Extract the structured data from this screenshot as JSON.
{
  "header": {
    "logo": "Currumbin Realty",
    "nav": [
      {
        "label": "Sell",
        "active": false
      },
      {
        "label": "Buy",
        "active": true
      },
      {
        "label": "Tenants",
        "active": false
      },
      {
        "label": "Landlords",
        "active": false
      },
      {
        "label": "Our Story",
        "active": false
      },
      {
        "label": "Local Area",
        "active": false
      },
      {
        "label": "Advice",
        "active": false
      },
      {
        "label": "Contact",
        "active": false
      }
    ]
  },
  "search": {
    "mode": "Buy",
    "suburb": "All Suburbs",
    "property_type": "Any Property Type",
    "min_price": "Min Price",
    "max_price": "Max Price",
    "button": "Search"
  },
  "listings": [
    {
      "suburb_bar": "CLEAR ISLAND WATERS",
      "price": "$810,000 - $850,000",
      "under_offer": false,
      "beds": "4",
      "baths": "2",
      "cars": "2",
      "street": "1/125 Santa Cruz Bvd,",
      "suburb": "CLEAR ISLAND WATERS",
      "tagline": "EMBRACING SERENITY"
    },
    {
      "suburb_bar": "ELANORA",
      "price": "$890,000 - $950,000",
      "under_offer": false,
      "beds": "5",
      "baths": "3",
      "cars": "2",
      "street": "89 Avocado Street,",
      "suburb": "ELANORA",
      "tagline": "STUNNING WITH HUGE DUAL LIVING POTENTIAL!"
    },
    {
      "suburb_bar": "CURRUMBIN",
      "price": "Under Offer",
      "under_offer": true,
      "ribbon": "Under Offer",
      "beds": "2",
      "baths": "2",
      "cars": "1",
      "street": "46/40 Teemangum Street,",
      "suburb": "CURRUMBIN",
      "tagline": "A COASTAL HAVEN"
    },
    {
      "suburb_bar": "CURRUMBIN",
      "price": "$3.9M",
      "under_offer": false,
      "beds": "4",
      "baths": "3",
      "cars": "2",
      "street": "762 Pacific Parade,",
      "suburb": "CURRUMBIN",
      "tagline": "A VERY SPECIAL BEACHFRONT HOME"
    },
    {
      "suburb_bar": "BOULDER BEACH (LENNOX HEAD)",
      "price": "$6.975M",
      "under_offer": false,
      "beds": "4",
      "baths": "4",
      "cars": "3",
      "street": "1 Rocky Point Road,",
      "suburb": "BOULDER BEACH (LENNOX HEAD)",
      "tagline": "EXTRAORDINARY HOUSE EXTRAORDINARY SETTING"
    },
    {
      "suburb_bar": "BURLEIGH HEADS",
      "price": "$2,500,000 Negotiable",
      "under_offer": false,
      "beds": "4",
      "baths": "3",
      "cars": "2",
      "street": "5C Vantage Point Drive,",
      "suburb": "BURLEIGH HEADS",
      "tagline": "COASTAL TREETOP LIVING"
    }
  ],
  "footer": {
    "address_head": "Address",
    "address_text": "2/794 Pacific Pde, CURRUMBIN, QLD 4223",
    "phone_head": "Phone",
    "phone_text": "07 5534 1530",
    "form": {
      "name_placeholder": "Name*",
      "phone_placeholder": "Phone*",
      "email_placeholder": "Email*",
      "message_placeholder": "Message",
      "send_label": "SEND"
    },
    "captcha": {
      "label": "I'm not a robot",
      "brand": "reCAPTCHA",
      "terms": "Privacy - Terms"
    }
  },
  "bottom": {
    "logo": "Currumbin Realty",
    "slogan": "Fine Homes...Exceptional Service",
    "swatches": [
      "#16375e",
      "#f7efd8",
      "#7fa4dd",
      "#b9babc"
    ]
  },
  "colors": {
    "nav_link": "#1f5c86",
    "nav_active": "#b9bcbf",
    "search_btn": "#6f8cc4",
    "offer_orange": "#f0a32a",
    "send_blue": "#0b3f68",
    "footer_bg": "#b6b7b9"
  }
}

-------------------------

* AIM:
Which lines hold the word "Pacific"? Show each one.

* OUTPUT BELOW:
      "street": "762 Pacific Parade,",
    "address_text": "2/794 Pacific Pde, CURRUMBIN, QLD 4223",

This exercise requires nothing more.